[EXTRAIT ÉTUDIÉ]
= = =

“Gardé vivant”, de Béatrice Marchal : pouvoir d’exhumation des mots
Que les mots soient les alliés de la mémoire, qu’ils travaillent avec elles à exhumer ce qui a été enfoui et à lui rendre vie : c’est toute l’entreprise de Béatrice Marchal dans Gardé vivant, publié aux éditions Al Manar.
« Tout sauver par un verbe le plus exactement pur », telle est, selon Jean Follain (Le magasin pittoresque), la raison de vivre du poète. Telle est ainsi, sans nul doute, la mission assignée au poème et, mieux encore, le don reçu de lui lorsqu’il est exact, « réussi », vrai.
Et le poème précisément, l’expérience poétique dont il est issu et qu’il manifeste, s’élèvent contre ce que Jean Follain appelle « la rature du passé ». Dans Gardé vivant, Béatrice Marchal s’élève aussi contre cette rature, par des proses rendant au passé son visage et sa voix, lesquels font signe au présent de la poète sans l’envahir. Comme l’écrit encore Jean Follain : « on aime le passé parce qu’il décante et fait mieux percevoir sous la lumière pure de la réminiscence ». On ne veut pas que le passé soit le présent, on aime le passé dans ce qu’il a de passé. Mais on aime aussi la lumière qu’il projette sur le présent, on aime qu’il y conserve sa place et sa saveur.
Le livre de Béatrice Marchal le montre très bien : ce travail d’archéologie, de fouilles (titre d’un beau livre de Charles Juliet), ce travail de mémoire, s’effectue grâce aux mots et, plus encore, ne peut être mené que par eux, qui sont en tête donc de l’expédition archéologique et spéléologique, la poète suivant. Et consacrant dans son livre le pouvoir d’exhumation des mots.

= = =

[ENREGISTREMENTS PRÉSENTÉS]
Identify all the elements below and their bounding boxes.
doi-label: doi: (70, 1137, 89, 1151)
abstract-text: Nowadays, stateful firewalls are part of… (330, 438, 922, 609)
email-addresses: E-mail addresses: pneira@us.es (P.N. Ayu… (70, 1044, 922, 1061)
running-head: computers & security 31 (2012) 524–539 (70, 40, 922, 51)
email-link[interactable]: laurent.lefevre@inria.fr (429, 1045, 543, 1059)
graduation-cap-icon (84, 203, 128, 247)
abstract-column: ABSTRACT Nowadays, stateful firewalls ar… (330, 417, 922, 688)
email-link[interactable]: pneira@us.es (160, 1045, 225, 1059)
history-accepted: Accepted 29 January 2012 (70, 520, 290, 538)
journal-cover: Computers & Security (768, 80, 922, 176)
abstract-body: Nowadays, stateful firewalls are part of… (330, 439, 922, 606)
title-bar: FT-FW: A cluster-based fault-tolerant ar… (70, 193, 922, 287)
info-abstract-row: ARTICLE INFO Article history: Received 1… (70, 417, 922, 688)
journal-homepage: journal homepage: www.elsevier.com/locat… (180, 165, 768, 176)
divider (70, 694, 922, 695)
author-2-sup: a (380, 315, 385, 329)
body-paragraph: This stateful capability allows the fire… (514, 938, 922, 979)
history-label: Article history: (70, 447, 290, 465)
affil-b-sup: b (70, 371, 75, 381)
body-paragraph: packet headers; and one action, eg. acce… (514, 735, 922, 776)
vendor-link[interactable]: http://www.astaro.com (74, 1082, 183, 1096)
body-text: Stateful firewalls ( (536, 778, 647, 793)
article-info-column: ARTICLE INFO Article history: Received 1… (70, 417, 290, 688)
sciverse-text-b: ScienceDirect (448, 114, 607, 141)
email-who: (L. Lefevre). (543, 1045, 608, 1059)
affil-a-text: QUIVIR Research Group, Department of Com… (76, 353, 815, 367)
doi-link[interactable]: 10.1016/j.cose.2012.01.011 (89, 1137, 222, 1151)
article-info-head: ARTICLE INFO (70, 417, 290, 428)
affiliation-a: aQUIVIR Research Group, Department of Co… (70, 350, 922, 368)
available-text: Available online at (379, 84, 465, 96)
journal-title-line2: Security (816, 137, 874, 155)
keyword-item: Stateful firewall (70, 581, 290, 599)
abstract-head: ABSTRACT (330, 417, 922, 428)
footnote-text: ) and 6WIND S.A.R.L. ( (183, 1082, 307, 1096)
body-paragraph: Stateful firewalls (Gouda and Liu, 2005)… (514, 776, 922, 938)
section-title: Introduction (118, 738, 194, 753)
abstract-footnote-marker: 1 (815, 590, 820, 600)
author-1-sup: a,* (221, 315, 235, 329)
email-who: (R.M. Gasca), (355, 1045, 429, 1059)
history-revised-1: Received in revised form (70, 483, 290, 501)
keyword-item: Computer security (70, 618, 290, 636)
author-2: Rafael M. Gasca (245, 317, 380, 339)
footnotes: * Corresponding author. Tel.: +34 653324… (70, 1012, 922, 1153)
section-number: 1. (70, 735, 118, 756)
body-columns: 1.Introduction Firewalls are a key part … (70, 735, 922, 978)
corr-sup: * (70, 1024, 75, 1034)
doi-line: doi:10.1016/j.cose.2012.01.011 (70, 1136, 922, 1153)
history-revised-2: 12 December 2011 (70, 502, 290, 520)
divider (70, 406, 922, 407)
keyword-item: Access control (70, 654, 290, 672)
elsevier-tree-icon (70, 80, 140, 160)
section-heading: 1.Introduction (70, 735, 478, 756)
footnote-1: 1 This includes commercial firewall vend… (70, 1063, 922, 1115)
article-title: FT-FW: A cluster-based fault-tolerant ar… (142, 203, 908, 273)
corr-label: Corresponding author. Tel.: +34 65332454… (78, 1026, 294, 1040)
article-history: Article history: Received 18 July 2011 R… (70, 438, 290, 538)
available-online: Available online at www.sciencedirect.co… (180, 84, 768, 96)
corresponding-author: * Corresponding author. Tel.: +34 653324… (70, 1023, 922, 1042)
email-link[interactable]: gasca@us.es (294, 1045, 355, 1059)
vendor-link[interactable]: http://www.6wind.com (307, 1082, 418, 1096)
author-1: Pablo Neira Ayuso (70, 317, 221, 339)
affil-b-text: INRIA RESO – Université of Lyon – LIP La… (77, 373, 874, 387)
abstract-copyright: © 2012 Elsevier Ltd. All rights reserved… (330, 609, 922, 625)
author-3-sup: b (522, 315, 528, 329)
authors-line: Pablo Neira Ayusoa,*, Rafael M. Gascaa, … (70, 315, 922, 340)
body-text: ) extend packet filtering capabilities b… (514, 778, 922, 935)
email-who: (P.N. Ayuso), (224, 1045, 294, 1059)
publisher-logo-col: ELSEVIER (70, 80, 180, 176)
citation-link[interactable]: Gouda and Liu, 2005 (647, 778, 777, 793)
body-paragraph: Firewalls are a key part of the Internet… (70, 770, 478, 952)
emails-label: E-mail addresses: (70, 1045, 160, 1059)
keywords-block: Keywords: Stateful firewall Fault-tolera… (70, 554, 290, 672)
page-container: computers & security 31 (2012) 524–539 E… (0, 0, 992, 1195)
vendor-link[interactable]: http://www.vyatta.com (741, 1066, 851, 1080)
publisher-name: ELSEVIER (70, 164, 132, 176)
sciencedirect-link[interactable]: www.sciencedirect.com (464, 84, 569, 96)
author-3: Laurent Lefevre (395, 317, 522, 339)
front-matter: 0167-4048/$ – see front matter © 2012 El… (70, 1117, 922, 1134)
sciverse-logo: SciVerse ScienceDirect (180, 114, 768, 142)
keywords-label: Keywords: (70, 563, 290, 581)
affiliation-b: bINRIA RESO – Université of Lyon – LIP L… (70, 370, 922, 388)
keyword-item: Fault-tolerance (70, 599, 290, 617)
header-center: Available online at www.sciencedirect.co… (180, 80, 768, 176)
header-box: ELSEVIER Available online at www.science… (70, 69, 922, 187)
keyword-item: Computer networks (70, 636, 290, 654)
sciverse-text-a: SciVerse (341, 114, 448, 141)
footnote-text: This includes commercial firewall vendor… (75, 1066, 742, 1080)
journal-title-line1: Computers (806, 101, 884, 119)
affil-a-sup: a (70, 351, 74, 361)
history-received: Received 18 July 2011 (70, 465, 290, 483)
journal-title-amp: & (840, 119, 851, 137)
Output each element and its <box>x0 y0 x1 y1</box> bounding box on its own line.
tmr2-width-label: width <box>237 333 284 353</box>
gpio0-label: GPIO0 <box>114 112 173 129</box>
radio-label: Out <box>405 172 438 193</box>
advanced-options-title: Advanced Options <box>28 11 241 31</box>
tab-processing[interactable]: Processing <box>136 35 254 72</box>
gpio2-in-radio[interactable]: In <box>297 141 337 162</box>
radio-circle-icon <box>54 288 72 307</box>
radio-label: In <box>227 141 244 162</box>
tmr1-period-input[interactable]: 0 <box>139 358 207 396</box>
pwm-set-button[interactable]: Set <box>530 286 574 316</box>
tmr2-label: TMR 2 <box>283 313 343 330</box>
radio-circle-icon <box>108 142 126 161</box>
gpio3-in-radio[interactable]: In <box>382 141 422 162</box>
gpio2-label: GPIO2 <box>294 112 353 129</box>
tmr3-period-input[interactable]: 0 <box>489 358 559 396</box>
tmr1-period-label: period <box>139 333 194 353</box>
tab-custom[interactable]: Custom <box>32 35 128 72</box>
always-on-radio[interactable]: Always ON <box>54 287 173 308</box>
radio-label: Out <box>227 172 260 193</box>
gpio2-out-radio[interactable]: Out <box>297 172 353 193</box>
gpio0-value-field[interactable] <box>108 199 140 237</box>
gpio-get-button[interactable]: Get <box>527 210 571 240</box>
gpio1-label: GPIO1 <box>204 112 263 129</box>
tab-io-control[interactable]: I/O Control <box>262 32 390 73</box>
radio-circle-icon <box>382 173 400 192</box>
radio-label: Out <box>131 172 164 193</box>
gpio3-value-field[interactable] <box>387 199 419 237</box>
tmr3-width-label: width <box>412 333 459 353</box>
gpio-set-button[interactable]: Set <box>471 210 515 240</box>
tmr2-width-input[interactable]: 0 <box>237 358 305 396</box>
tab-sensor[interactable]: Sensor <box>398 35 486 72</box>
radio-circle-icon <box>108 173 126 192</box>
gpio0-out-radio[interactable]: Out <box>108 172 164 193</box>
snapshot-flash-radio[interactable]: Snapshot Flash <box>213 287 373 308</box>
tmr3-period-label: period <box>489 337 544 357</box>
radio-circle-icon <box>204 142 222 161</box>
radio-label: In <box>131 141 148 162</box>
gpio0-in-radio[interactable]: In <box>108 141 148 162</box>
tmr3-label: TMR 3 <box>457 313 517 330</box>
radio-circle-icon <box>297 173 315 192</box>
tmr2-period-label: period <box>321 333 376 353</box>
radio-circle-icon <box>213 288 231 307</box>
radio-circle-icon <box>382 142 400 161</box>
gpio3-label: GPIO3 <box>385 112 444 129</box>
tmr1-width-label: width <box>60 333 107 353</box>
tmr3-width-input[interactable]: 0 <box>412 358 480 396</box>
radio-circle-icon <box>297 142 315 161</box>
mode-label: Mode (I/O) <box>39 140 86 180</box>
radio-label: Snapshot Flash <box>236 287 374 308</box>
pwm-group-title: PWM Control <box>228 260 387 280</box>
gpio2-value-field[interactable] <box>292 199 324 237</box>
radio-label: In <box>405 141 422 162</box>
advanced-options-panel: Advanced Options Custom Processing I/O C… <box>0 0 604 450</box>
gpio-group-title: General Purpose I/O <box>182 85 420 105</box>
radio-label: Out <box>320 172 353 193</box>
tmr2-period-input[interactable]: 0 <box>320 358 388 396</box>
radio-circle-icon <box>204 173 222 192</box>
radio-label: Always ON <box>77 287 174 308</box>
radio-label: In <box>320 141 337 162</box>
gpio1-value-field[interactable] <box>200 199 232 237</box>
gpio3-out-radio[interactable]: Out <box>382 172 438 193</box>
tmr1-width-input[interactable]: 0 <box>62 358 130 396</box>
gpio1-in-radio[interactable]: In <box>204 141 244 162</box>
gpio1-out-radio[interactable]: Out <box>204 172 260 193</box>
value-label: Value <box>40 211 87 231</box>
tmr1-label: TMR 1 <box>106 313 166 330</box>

= = =

[CONSIGNE]
D'après le texte consacré à Gardé vivant, chez quel éditeur ce livre de Béatrice Marchal a-t-il paru ?

[CORRIGÉ]
Aux éditions Al Manar.